Written request:
Reproduce each line of the material exactly, minus any picture.

Saved data entries:
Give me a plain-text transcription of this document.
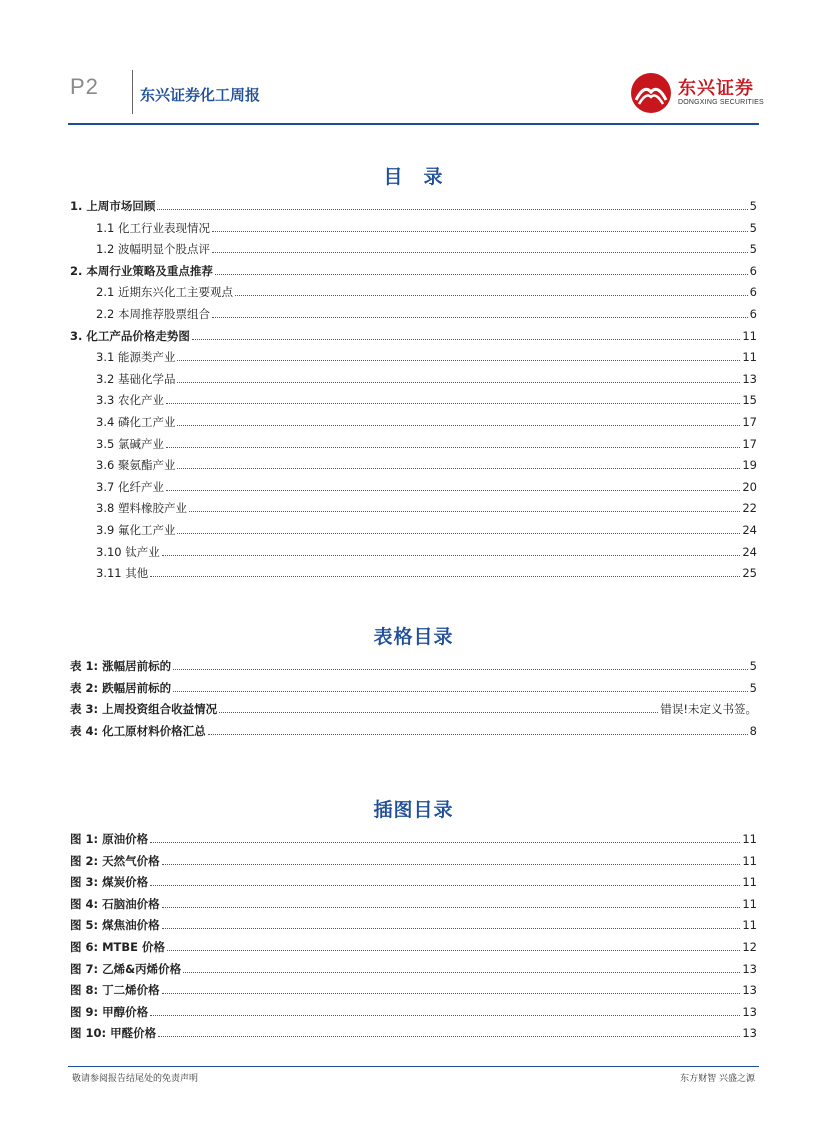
P2	东兴证券化工周报	东兴证券
DONGXING SECURITIES
目　录
1. 上周市场回顾	5
1.1 化工行业表现情况	5
1.2 波幅明显个股点评	5
2. 本周行业策略及重点推荐	6
2.1 近期东兴化工主要观点	6
2.2 本周推荐股票组合	6
3. 化工产品价格走势图	11
3.1 能源类产业	11
3.2 基础化学品	13
3.3 农化产业	15
3.4 磷化工产业	17
3.5 氯碱产业	17
3.6 聚氨酯产业	19
3.7 化纤产业	20
3.8 塑料橡胶产业	22
3.9 氟化工产业	24
3.10 钛产业	24
3.11 其他	25
表格目录
表 1: 涨幅居前标的	5
表 2: 跌幅居前标的	5
表 3: 上周投资组合收益情况	错误!未定义书签。
表 4: 化工原材料价格汇总	8
插图目录
图 1: 原油价格	11
图 2: 天然气价格	11
图 3: 煤炭价格	11
图 4: 石脑油价格	11
图 5: 煤焦油价格	11
图 6: MTBE 价格	12
图 7: 乙烯&丙烯价格	13
图 8: 丁二烯价格	13
图 9: 甲醇价格	13
图 10: 甲醛价格	13
敬请参阅报告结尾处的免责声明	东方财智 兴盛之源
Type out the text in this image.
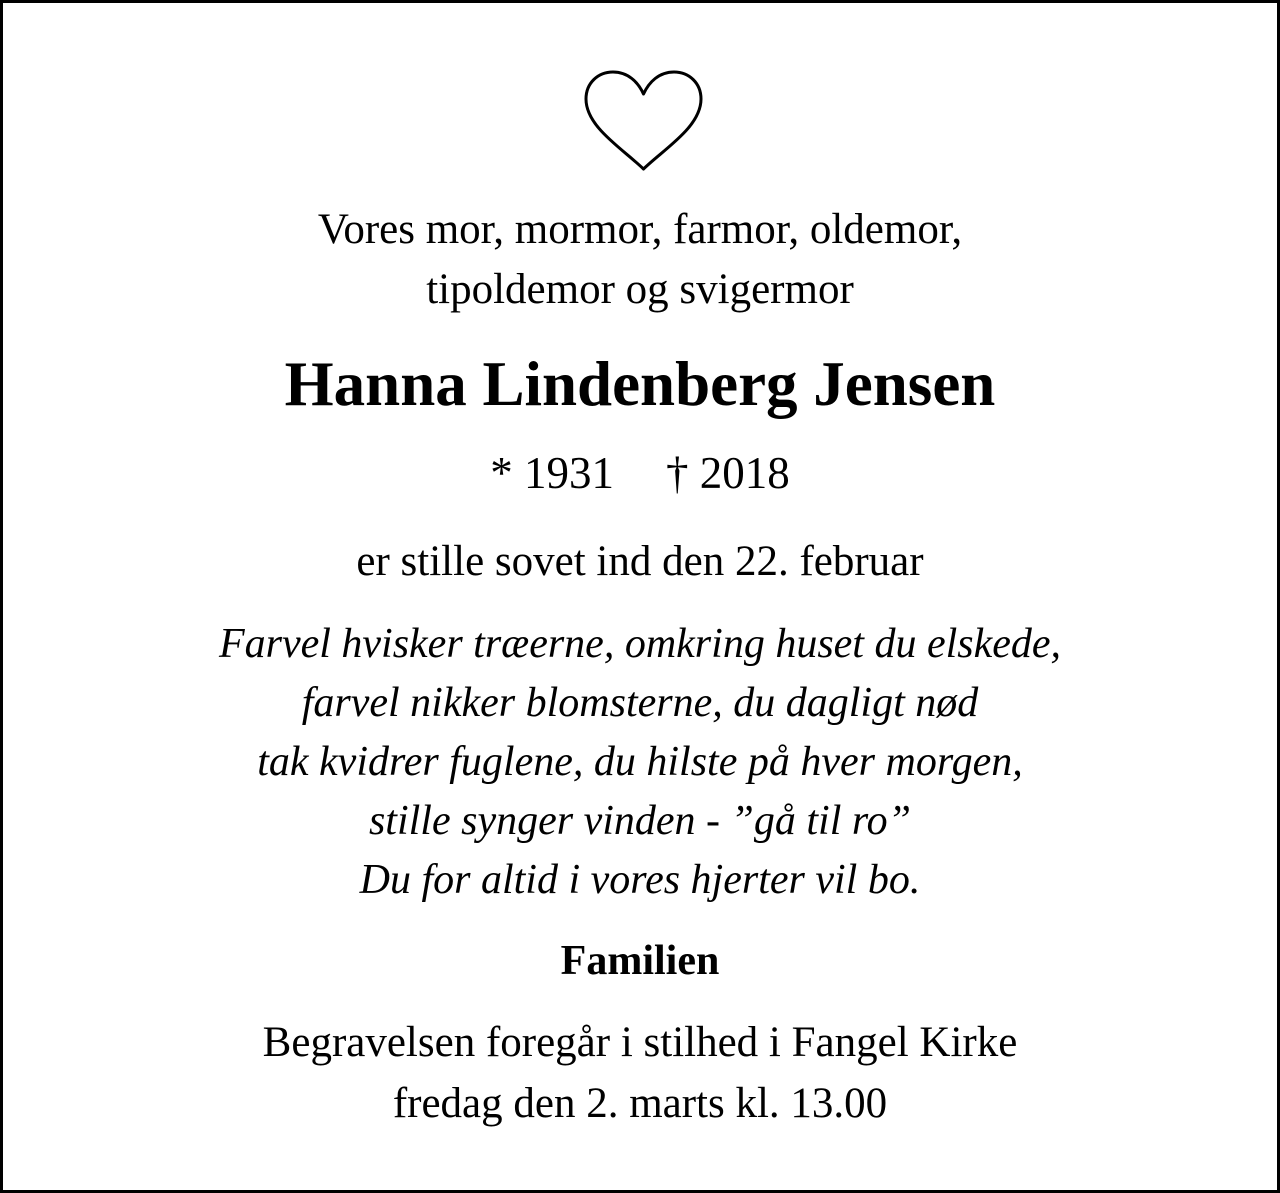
Vores mor, mormor, farmor, oldemor,
tipoldemor og svigermor
Hanna Lindenberg Jensen
* 1931 † 2018
er stille sovet ind den 22. februar
Farvel hvisker træerne, omkring huset du elskede,
farvel nikker blomsterne, du dagligt nød
tak kvidrer fuglene, du hilste på hver morgen,
stille synger vinden - ”gå til ro”
Du for altid i vores hjerter vil bo.
Familien
Begravelsen foregår i stilhed i Fangel Kirke
fredag den 2. marts kl. 13.00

Exercise answer:
Give me a plain-text transcription of this document.
P2	东兴证券化工周报	东兴证券
DONGXING SECURITIES
目　录
1. 上周市场回顾	5
1.1 化工行业表现情况	5
1.2 波幅明显个股点评	5
2. 本周行业策略及重点推荐	6
2.1 近期东兴化工主要观点	6
2.2 本周推荐股票组合	6
3. 化工产品价格走势图	11
3.1 能源类产业	11
3.2 基础化学品	13
3.3 农化产业	15
3.4 磷化工产业	17
3.5 氯碱产业	17
3.6 聚氨酯产业	19
3.7 化纤产业	20
3.8 塑料橡胶产业	22
3.9 氟化工产业	24
3.10 钛产业	24
3.11 其他	25
表格目录
表 1: 涨幅居前标的	5
表 2: 跌幅居前标的	5
表 3: 上周投资组合收益情况	错误!未定义书签。
表 4: 化工原材料价格汇总	8
插图目录
图 1: 原油价格	11
图 2: 天然气价格	11
图 3: 煤炭价格	11
图 4: 石脑油价格	11
图 5: 煤焦油价格	11
图 6: MTBE 价格	12
图 7: 乙烯&丙烯价格	13
图 8: 丁二烯价格	13
图 9: 甲醇价格	13
图 10: 甲醛价格	13
敬请参阅报告结尾处的免责声明	东方财智 兴盛之源
Type out the text in this image.
Vores mor, mormor, farmor, oldemor,
tipoldemor og svigermor
Hanna Lindenberg Jensen
* 1931 † 2018
er stille sovet ind den 22. februar
Farvel hvisker træerne, omkring huset du elskede,
farvel nikker blomsterne, du dagligt nød
tak kvidrer fuglene, du hilste på hver morgen,
stille synger vinden - ”gå til ro”
Du for altid i vores hjerter vil bo.
Familien
Begravelsen foregår i stilhed i Fangel Kirke
fredag den 2. marts kl. 13.00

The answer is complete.